* **SHORT TASK**
Output every entry exactly as written, skipping any pictures.

* **DATA SHOWN**
>>>

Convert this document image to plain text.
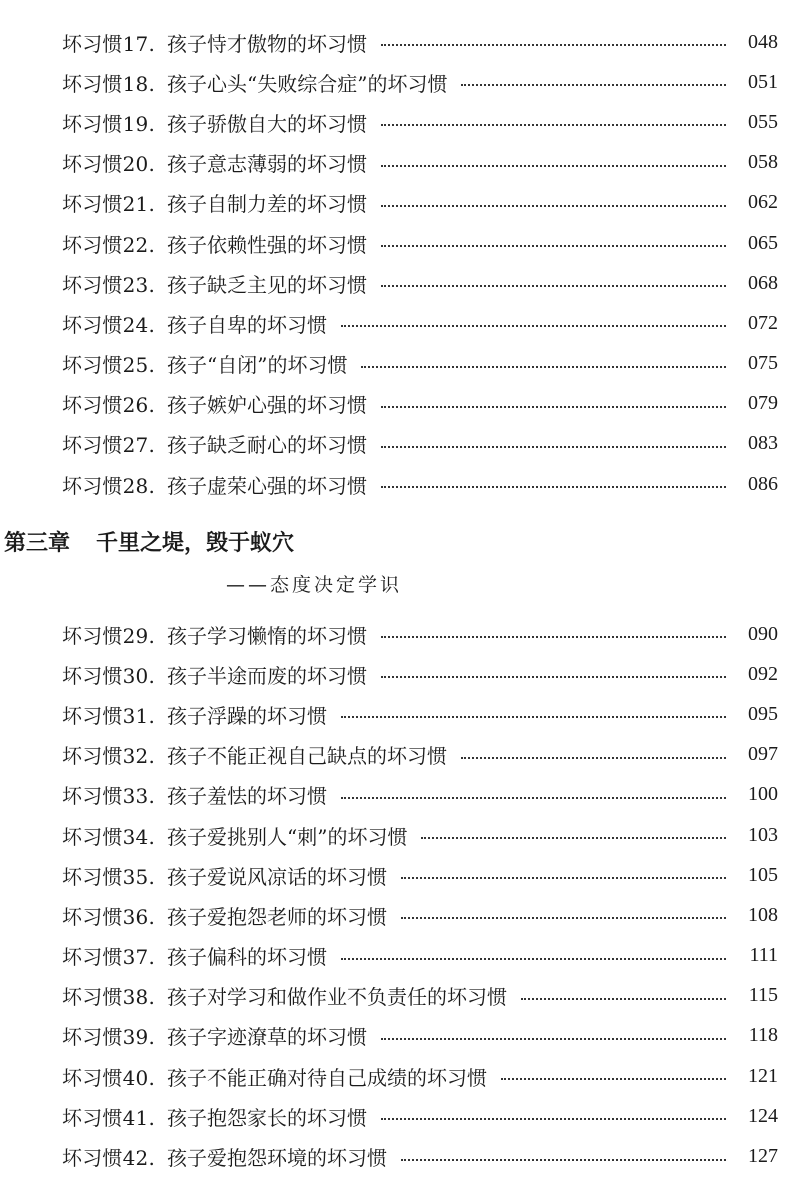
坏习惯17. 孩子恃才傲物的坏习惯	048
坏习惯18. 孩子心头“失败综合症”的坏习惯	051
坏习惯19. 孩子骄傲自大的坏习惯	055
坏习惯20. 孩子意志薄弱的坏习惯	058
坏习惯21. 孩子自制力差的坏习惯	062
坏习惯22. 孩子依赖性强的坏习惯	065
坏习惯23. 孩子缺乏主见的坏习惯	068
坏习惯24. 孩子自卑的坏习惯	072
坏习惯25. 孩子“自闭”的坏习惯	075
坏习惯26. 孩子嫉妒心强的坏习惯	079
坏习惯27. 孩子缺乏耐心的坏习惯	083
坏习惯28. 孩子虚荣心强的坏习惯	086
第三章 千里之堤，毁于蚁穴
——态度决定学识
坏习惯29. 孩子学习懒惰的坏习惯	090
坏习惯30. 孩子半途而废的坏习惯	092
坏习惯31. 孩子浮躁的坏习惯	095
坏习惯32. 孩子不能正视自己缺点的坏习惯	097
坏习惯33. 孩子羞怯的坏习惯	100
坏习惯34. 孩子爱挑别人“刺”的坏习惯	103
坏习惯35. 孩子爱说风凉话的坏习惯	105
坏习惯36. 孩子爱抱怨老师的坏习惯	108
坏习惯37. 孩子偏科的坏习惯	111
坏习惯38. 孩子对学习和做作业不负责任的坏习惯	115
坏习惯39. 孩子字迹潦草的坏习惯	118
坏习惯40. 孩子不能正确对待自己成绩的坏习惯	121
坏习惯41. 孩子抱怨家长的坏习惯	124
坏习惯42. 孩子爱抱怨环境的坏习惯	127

<<<

* **FINISHED TASK**
Convert this document image to plain text.
坏习惯17. 孩子恃才傲物的坏习惯	048
坏习惯18. 孩子心头“失败综合症”的坏习惯	051
坏习惯19. 孩子骄傲自大的坏习惯	055
坏习惯20. 孩子意志薄弱的坏习惯	058
坏习惯21. 孩子自制力差的坏习惯	062
坏习惯22. 孩子依赖性强的坏习惯	065
坏习惯23. 孩子缺乏主见的坏习惯	068
坏习惯24. 孩子自卑的坏习惯	072
坏习惯25. 孩子“自闭”的坏习惯	075
坏习惯26. 孩子嫉妒心强的坏习惯	079
坏习惯27. 孩子缺乏耐心的坏习惯	083
坏习惯28. 孩子虚荣心强的坏习惯	086
第三章 千里之堤，毁于蚁穴
——态度决定学识
坏习惯29. 孩子学习懒惰的坏习惯	090
坏习惯30. 孩子半途而废的坏习惯	092
坏习惯31. 孩子浮躁的坏习惯	095
坏习惯32. 孩子不能正视自己缺点的坏习惯	097
坏习惯33. 孩子羞怯的坏习惯	100
坏习惯34. 孩子爱挑别人“刺”的坏习惯	103
坏习惯35. 孩子爱说风凉话的坏习惯	105
坏习惯36. 孩子爱抱怨老师的坏习惯	108
坏习惯37. 孩子偏科的坏习惯	111
坏习惯38. 孩子对学习和做作业不负责任的坏习惯	115
坏习惯39. 孩子字迹潦草的坏习惯	118
坏习惯40. 孩子不能正确对待自己成绩的坏习惯	121
坏习惯41. 孩子抱怨家长的坏习惯	124
坏习惯42. 孩子爱抱怨环境的坏习惯	127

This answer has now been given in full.